- **Set exercise**:
Rewrite every line of the listing below, substituting "book-title-hidden" for each occurrence of "book-title-redacted" and keeping everything else the same.

- **Data**:
● ● ● ● ●
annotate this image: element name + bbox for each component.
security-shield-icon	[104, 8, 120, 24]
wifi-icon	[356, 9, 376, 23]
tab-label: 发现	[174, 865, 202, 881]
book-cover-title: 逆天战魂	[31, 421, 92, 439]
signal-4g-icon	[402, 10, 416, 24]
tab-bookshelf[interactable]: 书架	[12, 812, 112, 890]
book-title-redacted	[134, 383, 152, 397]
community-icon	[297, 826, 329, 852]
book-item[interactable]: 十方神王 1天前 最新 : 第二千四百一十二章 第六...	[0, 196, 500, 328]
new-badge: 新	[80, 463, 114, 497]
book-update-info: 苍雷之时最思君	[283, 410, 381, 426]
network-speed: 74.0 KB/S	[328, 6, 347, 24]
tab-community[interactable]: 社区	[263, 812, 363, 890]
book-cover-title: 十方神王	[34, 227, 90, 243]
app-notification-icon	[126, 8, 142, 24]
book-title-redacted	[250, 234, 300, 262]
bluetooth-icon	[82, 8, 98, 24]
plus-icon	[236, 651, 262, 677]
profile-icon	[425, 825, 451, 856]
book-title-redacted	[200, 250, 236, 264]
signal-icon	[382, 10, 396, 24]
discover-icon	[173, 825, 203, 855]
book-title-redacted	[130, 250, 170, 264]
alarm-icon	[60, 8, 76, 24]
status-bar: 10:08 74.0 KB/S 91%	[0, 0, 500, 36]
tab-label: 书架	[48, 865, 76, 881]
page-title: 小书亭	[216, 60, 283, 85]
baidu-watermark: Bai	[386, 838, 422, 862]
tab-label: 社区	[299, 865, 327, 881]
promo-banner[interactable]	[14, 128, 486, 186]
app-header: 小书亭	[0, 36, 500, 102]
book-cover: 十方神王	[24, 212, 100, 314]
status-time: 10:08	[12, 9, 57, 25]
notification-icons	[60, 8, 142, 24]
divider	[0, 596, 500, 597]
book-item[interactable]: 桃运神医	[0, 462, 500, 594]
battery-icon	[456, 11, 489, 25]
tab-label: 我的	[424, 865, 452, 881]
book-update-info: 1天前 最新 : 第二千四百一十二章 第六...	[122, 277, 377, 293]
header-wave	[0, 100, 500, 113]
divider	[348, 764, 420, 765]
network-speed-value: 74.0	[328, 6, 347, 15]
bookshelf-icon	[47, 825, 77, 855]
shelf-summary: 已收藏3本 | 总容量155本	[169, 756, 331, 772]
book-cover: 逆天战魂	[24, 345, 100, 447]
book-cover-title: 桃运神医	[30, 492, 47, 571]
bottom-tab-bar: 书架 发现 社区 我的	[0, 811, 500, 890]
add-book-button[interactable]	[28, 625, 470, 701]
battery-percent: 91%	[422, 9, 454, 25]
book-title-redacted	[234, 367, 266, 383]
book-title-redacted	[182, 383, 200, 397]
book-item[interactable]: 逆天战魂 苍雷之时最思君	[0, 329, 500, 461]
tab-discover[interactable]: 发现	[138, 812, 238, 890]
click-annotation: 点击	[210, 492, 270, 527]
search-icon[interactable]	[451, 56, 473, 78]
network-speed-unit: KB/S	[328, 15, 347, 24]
● ● ● ● ●
- **Solved problem**:
annotate this image: element name + bbox for each component.
security-shield-icon	[104, 8, 120, 24]
wifi-icon	[356, 9, 376, 23]
tab-label: 发现	[174, 865, 202, 881]
book-cover-title: 逆天战魂	[31, 421, 92, 439]
signal-4g-icon	[402, 10, 416, 24]
tab-bookshelf[interactable]: 书架	[12, 812, 112, 890]
book-title-hidden	[134, 383, 152, 397]
community-icon	[297, 826, 329, 852]
book-item[interactable]: 十方神王 1天前 最新 : 第二千四百一十二章 第六...	[0, 196, 500, 328]
new-badge: 新	[80, 463, 114, 497]
book-update-info: 苍雷之时最思君	[283, 410, 381, 426]
network-speed: 74.0 KB/S	[328, 6, 347, 24]
tab-community[interactable]: 社区	[263, 812, 363, 890]
book-cover-title: 十方神王	[34, 227, 90, 243]
app-notification-icon	[126, 8, 142, 24]
book-title-hidden	[250, 234, 300, 262]
bluetooth-icon	[82, 8, 98, 24]
plus-icon	[236, 651, 262, 677]
profile-icon	[425, 825, 451, 856]
book-title-hidden	[200, 250, 236, 264]
signal-icon	[382, 10, 396, 24]
discover-icon	[173, 825, 203, 855]
book-title-hidden	[130, 250, 170, 264]
alarm-icon	[60, 8, 76, 24]
status-bar: 10:08 74.0 KB/S 91%	[0, 0, 500, 36]
tab-label: 书架	[48, 865, 76, 881]
page-title: 小书亭	[216, 60, 283, 85]
baidu-watermark: Bai	[386, 838, 422, 862]
tab-label: 社区	[299, 865, 327, 881]
promo-banner[interactable]	[14, 128, 486, 186]
app-header: 小书亭	[0, 36, 500, 102]
book-cover: 十方神王	[24, 212, 100, 314]
status-time: 10:08	[12, 9, 57, 25]
notification-icons	[60, 8, 142, 24]
divider	[0, 596, 500, 597]
book-item[interactable]: 桃运神医	[0, 462, 500, 594]
battery-icon	[456, 11, 489, 25]
tab-label: 我的	[424, 865, 452, 881]
book-update-info: 1天前 最新 : 第二千四百一十二章 第六...	[122, 277, 377, 293]
header-wave	[0, 100, 500, 113]
divider	[348, 764, 420, 765]
network-speed-value: 74.0	[328, 6, 347, 15]
bookshelf-icon	[47, 825, 77, 855]
shelf-summary: 已收藏3本 | 总容量155本	[169, 756, 331, 772]
book-cover: 逆天战魂	[24, 345, 100, 447]
book-cover-title: 桃运神医	[30, 492, 47, 571]
bottom-tab-bar: 书架 发现 社区 我的	[0, 811, 500, 890]
add-book-button[interactable]	[28, 625, 470, 701]
battery-percent: 91%	[422, 9, 454, 25]
book-title-hidden	[234, 367, 266, 383]
book-title-hidden	[182, 383, 200, 397]
book-item[interactable]: 逆天战魂 苍雷之时最思君	[0, 329, 500, 461]
tab-discover[interactable]: 发现	[138, 812, 238, 890]
click-annotation: 点击	[210, 492, 270, 527]
search-icon[interactable]	[451, 56, 473, 78]
network-speed-unit: KB/S	[328, 15, 347, 24]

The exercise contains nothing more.